+++ Information given +++
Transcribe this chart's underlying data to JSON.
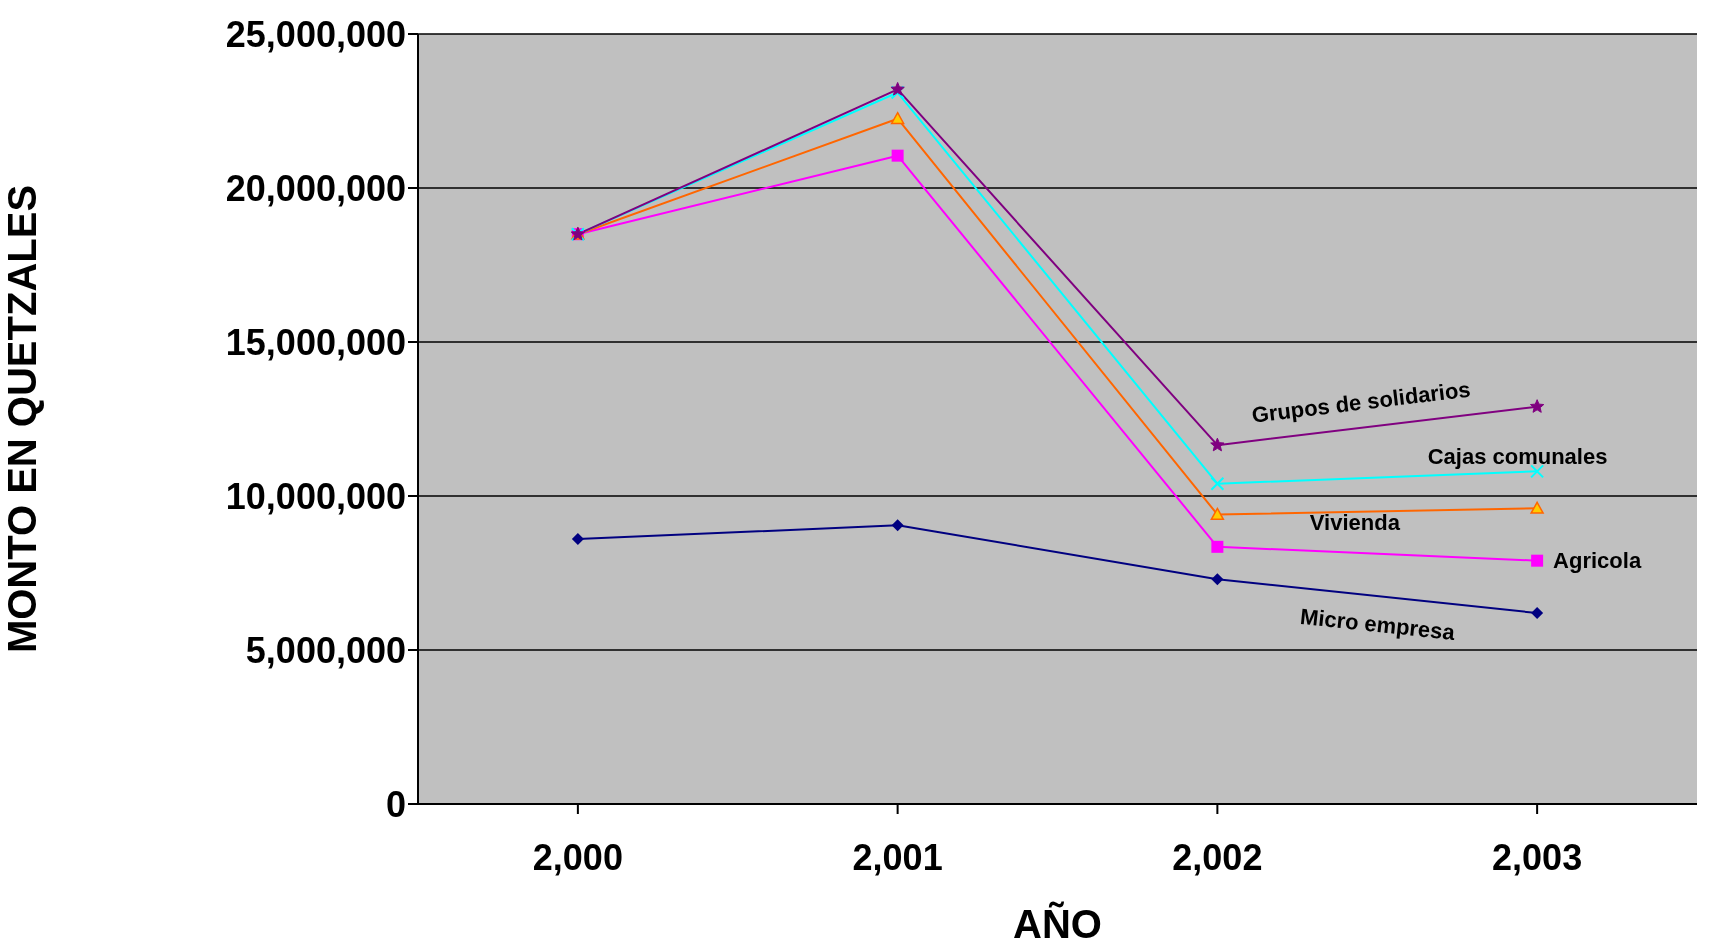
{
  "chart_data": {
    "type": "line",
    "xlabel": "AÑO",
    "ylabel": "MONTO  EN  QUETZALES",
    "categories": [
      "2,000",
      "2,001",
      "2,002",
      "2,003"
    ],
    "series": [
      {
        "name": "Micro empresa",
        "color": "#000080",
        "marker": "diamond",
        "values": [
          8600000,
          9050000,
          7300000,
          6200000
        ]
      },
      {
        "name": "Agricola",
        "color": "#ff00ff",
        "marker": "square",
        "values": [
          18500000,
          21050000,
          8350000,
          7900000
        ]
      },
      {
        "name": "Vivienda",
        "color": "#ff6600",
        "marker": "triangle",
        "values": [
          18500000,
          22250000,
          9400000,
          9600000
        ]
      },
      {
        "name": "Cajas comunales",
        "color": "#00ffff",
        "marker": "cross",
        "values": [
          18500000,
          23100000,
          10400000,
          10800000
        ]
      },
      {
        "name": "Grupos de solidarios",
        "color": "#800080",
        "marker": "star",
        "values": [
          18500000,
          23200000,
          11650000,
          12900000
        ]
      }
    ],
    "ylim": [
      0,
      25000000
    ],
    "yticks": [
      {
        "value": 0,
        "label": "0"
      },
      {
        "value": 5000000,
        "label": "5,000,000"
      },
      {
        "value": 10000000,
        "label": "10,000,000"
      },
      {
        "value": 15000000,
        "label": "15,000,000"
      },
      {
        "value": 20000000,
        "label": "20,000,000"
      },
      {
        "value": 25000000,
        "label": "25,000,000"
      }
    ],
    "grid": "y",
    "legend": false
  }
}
+++
+++ Information given +++
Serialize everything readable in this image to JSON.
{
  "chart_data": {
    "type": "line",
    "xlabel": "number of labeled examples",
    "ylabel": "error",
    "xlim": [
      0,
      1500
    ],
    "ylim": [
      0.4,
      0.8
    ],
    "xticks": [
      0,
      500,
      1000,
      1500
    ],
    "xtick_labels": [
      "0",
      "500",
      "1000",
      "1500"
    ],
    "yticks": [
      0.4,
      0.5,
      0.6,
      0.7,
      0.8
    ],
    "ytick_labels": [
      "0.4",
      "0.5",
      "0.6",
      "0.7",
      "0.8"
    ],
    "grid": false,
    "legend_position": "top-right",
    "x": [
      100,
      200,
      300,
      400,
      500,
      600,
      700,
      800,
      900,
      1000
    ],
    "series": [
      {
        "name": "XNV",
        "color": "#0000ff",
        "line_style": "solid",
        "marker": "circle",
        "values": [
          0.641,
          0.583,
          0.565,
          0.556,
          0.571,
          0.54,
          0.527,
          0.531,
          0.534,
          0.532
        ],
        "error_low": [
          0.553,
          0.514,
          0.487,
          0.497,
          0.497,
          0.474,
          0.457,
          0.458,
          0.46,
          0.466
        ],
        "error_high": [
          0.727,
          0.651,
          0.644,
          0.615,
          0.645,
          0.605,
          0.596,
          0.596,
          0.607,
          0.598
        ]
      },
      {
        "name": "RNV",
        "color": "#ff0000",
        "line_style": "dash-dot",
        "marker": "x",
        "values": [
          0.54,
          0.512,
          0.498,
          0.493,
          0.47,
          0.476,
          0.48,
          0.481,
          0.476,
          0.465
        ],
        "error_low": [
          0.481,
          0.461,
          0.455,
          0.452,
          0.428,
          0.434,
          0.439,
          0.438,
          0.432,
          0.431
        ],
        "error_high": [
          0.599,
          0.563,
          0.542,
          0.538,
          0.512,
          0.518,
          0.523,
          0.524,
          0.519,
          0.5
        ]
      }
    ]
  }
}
+++
Copy every line of the listing where the word "name" appears.

        "name": "Micro empresa",
        "name": "Agricola",
        "name": "Vivienda",
        "name": "Cajas comunales",
        "name": "Grupos de solidarios",
        "name": "XNV",
        "name": "RNV",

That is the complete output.